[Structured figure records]
********
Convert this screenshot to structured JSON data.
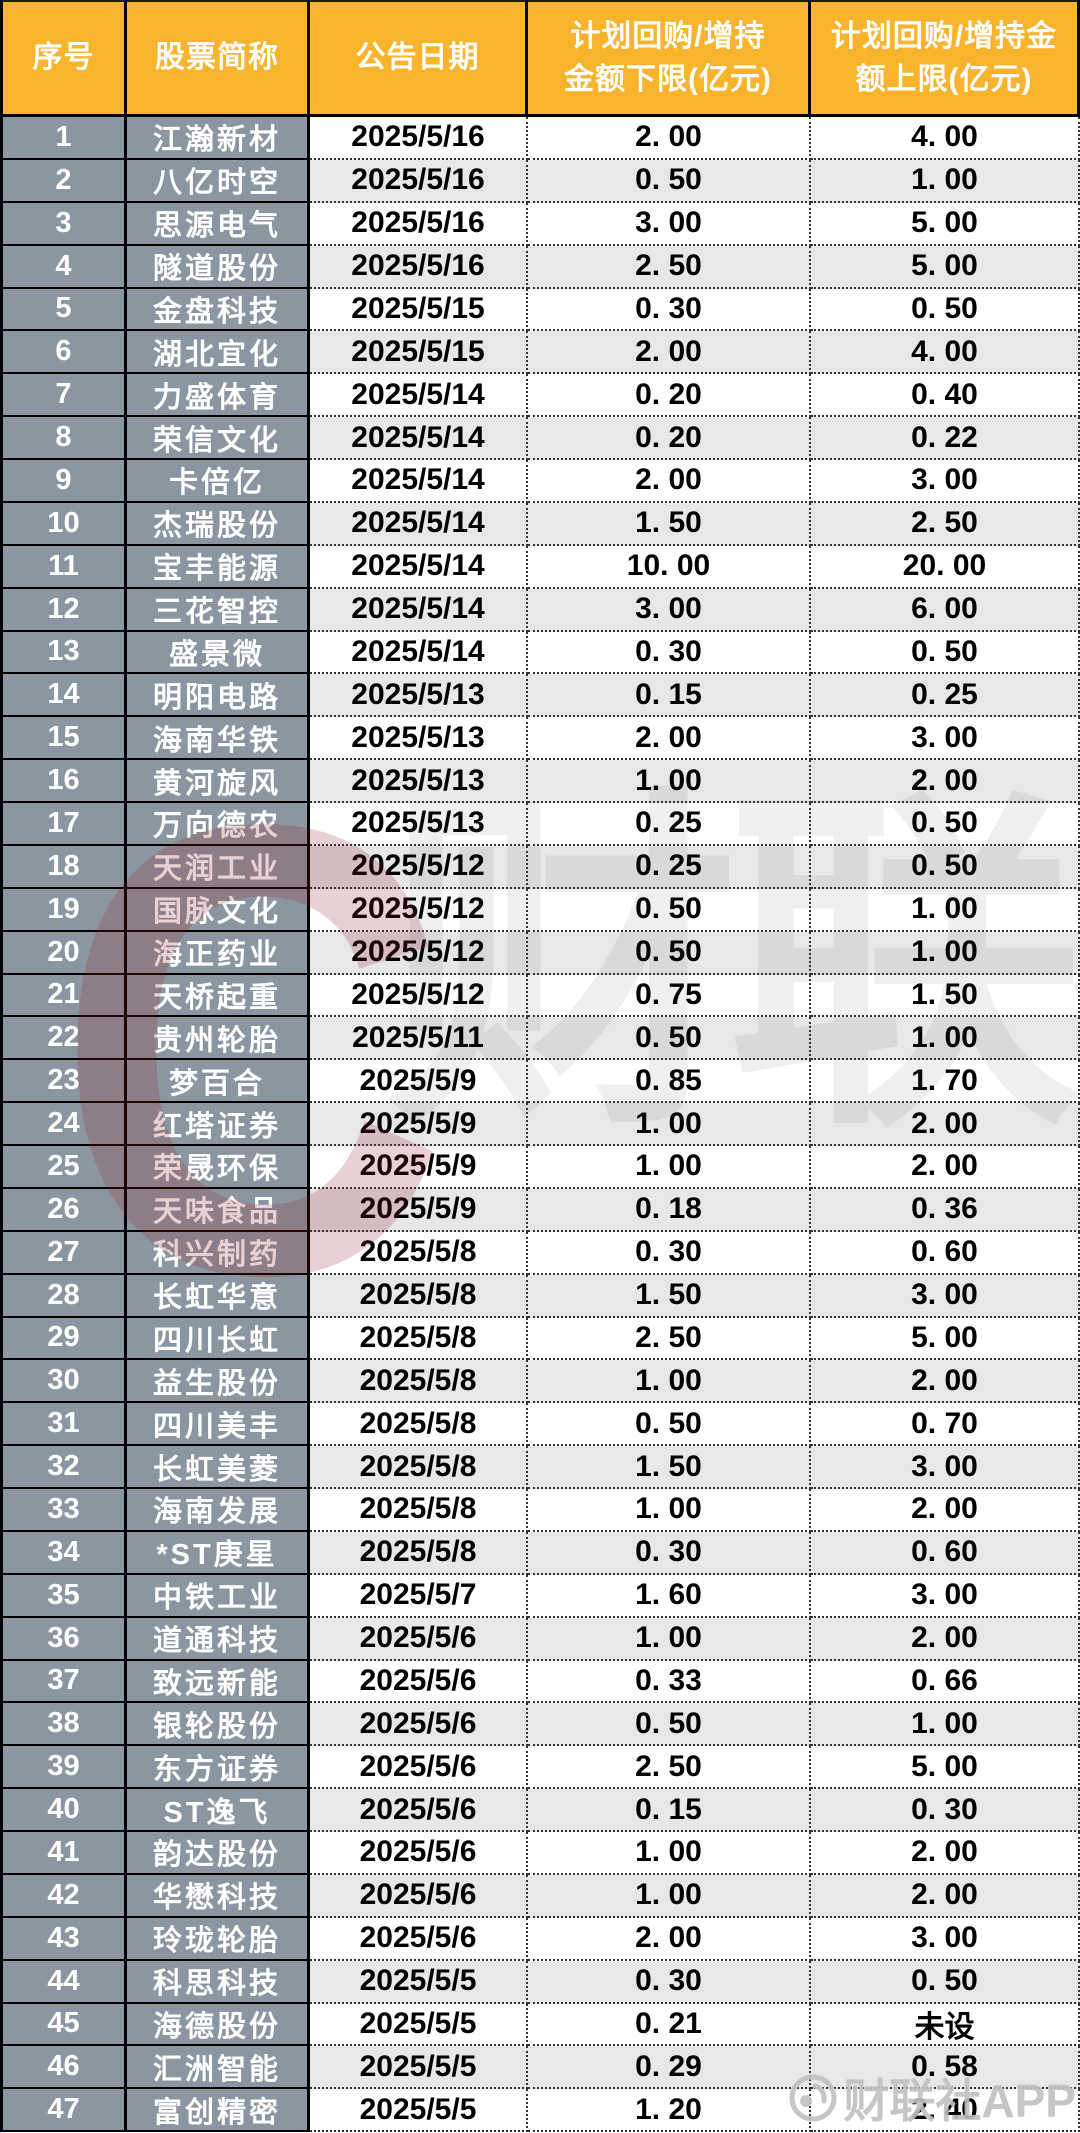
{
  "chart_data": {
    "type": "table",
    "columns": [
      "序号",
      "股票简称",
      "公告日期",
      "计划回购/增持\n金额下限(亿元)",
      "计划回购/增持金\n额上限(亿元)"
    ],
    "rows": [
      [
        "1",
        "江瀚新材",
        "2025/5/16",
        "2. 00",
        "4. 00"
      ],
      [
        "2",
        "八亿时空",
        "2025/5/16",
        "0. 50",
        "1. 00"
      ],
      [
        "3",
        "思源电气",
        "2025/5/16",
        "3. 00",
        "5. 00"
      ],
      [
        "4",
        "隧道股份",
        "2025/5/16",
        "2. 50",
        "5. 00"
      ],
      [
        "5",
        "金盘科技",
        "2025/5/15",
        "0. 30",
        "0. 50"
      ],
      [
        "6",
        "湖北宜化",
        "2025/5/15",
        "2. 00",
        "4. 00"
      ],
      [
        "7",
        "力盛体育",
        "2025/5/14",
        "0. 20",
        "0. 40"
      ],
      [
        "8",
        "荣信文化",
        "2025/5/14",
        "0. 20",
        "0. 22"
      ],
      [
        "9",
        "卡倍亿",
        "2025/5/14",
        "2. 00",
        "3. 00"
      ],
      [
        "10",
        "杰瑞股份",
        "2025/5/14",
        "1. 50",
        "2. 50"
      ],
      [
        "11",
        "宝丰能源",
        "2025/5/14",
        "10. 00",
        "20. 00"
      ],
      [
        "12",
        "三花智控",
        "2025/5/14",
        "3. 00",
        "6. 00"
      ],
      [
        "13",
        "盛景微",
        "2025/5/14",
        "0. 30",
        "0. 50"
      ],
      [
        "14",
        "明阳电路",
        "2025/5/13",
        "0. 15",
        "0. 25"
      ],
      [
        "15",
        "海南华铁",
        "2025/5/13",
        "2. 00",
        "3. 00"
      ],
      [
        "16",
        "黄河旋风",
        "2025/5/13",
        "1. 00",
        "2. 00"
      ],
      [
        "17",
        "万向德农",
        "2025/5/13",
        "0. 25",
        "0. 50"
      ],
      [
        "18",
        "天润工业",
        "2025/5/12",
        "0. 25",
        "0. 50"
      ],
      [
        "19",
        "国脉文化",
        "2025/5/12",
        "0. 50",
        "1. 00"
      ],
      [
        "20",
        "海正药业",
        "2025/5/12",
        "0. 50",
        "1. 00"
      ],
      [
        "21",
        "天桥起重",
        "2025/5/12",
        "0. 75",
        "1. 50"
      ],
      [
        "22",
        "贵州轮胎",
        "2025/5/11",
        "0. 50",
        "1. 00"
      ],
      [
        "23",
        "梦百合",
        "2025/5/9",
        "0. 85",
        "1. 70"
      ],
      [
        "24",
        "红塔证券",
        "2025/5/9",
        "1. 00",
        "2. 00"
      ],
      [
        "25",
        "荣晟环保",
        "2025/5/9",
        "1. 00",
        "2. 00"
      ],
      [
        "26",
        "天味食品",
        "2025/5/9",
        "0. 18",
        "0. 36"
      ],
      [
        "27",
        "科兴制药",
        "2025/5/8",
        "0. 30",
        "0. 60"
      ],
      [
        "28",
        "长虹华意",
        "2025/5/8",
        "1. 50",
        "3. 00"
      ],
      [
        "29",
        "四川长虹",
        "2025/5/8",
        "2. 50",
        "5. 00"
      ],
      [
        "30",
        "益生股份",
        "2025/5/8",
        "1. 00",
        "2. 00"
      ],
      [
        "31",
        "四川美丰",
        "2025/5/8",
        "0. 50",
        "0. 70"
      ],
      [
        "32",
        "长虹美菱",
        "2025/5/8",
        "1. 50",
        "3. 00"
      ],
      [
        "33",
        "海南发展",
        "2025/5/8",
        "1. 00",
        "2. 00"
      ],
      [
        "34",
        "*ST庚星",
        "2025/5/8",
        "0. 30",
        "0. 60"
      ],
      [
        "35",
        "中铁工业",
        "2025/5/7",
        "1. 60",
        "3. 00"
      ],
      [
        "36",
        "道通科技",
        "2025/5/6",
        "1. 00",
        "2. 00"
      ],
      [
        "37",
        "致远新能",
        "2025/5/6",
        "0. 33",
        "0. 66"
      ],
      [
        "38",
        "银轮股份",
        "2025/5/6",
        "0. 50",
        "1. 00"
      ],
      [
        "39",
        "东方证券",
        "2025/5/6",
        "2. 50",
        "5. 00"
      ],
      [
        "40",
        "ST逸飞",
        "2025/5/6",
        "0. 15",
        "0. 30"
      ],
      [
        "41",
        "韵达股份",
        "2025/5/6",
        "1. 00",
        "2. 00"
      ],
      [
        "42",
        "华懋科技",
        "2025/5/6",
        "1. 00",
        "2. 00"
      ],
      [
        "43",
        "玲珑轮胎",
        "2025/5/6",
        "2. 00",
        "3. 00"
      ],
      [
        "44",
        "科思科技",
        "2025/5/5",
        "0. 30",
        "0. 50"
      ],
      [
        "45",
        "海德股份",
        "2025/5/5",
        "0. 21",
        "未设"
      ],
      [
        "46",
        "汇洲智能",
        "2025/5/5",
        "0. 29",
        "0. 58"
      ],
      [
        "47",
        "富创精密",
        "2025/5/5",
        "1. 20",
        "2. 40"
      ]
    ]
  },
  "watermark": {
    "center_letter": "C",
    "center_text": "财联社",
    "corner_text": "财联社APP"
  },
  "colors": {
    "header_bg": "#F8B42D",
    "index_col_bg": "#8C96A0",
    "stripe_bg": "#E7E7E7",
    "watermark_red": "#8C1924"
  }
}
********
## Aim of the exercise
Take the listing and print it again exactly, but without any pictures.

## Written answer
Convert this screenshot to structured JSON data.
{
  "chart_data": {
    "type": "table",
    "columns": [
      "序号",
      "股票简称",
      "公告日期",
      "计划回购/增持\n金额下限(亿元)",
      "计划回购/增持金\n额上限(亿元)"
    ],
    "rows": [
      [
        "1",
        "江瀚新材",
        "2025/5/16",
        "2. 00",
        "4. 00"
      ],
      [
        "2",
        "八亿时空",
        "2025/5/16",
        "0. 50",
        "1. 00"
      ],
      [
        "3",
        "思源电气",
        "2025/5/16",
        "3. 00",
        "5. 00"
      ],
      [
        "4",
        "隧道股份",
        "2025/5/16",
        "2. 50",
        "5. 00"
      ],
      [
        "5",
        "金盘科技",
        "2025/5/15",
        "0. 30",
        "0. 50"
      ],
      [
        "6",
        "湖北宜化",
        "2025/5/15",
        "2. 00",
        "4. 00"
      ],
      [
        "7",
        "力盛体育",
        "2025/5/14",
        "0. 20",
        "0. 40"
      ],
      [
        "8",
        "荣信文化",
        "2025/5/14",
        "0. 20",
        "0. 22"
      ],
      [
        "9",
        "卡倍亿",
        "2025/5/14",
        "2. 00",
        "3. 00"
      ],
      [
        "10",
        "杰瑞股份",
        "2025/5/14",
        "1. 50",
        "2. 50"
      ],
      [
        "11",
        "宝丰能源",
        "2025/5/14",
        "10. 00",
        "20. 00"
      ],
      [
        "12",
        "三花智控",
        "2025/5/14",
        "3. 00",
        "6. 00"
      ],
      [
        "13",
        "盛景微",
        "2025/5/14",
        "0. 30",
        "0. 50"
      ],
      [
        "14",
        "明阳电路",
        "2025/5/13",
        "0. 15",
        "0. 25"
      ],
      [
        "15",
        "海南华铁",
        "2025/5/13",
        "2. 00",
        "3. 00"
      ],
      [
        "16",
        "黄河旋风",
        "2025/5/13",
        "1. 00",
        "2. 00"
      ],
      [
        "17",
        "万向德农",
        "2025/5/13",
        "0. 25",
        "0. 50"
      ],
      [
        "18",
        "天润工业",
        "2025/5/12",
        "0. 25",
        "0. 50"
      ],
      [
        "19",
        "国脉文化",
        "2025/5/12",
        "0. 50",
        "1. 00"
      ],
      [
        "20",
        "海正药业",
        "2025/5/12",
        "0. 50",
        "1. 00"
      ],
      [
        "21",
        "天桥起重",
        "2025/5/12",
        "0. 75",
        "1. 50"
      ],
      [
        "22",
        "贵州轮胎",
        "2025/5/11",
        "0. 50",
        "1. 00"
      ],
      [
        "23",
        "梦百合",
        "2025/5/9",
        "0. 85",
        "1. 70"
      ],
      [
        "24",
        "红塔证券",
        "2025/5/9",
        "1. 00",
        "2. 00"
      ],
      [
        "25",
        "荣晟环保",
        "2025/5/9",
        "1. 00",
        "2. 00"
      ],
      [
        "26",
        "天味食品",
        "2025/5/9",
        "0. 18",
        "0. 36"
      ],
      [
        "27",
        "科兴制药",
        "2025/5/8",
        "0. 30",
        "0. 60"
      ],
      [
        "28",
        "长虹华意",
        "2025/5/8",
        "1. 50",
        "3. 00"
      ],
      [
        "29",
        "四川长虹",
        "2025/5/8",
        "2. 50",
        "5. 00"
      ],
      [
        "30",
        "益生股份",
        "2025/5/8",
        "1. 00",
        "2. 00"
      ],
      [
        "31",
        "四川美丰",
        "2025/5/8",
        "0. 50",
        "0. 70"
      ],
      [
        "32",
        "长虹美菱",
        "2025/5/8",
        "1. 50",
        "3. 00"
      ],
      [
        "33",
        "海南发展",
        "2025/5/8",
        "1. 00",
        "2. 00"
      ],
      [
        "34",
        "*ST庚星",
        "2025/5/8",
        "0. 30",
        "0. 60"
      ],
      [
        "35",
        "中铁工业",
        "2025/5/7",
        "1. 60",
        "3. 00"
      ],
      [
        "36",
        "道通科技",
        "2025/5/6",
        "1. 00",
        "2. 00"
      ],
      [
        "37",
        "致远新能",
        "2025/5/6",
        "0. 33",
        "0. 66"
      ],
      [
        "38",
        "银轮股份",
        "2025/5/6",
        "0. 50",
        "1. 00"
      ],
      [
        "39",
        "东方证券",
        "2025/5/6",
        "2. 50",
        "5. 00"
      ],
      [
        "40",
        "ST逸飞",
        "2025/5/6",
        "0. 15",
        "0. 30"
      ],
      [
        "41",
        "韵达股份",
        "2025/5/6",
        "1. 00",
        "2. 00"
      ],
      [
        "42",
        "华懋科技",
        "2025/5/6",
        "1. 00",
        "2. 00"
      ],
      [
        "43",
        "玲珑轮胎",
        "2025/5/6",
        "2. 00",
        "3. 00"
      ],
      [
        "44",
        "科思科技",
        "2025/5/5",
        "0. 30",
        "0. 50"
      ],
      [
        "45",
        "海德股份",
        "2025/5/5",
        "0. 21",
        "未设"
      ],
      [
        "46",
        "汇洲智能",
        "2025/5/5",
        "0. 29",
        "0. 58"
      ],
      [
        "47",
        "富创精密",
        "2025/5/5",
        "1. 20",
        "2. 40"
      ]
    ]
  },
  "watermark": {
    "center_letter": "C",
    "center_text": "财联社",
    "corner_text": "财联社APP"
  },
  "colors": {
    "header_bg": "#F8B42D",
    "index_col_bg": "#8C96A0",
    "stripe_bg": "#E7E7E7",
    "watermark_red": "#8C1924"
  }
}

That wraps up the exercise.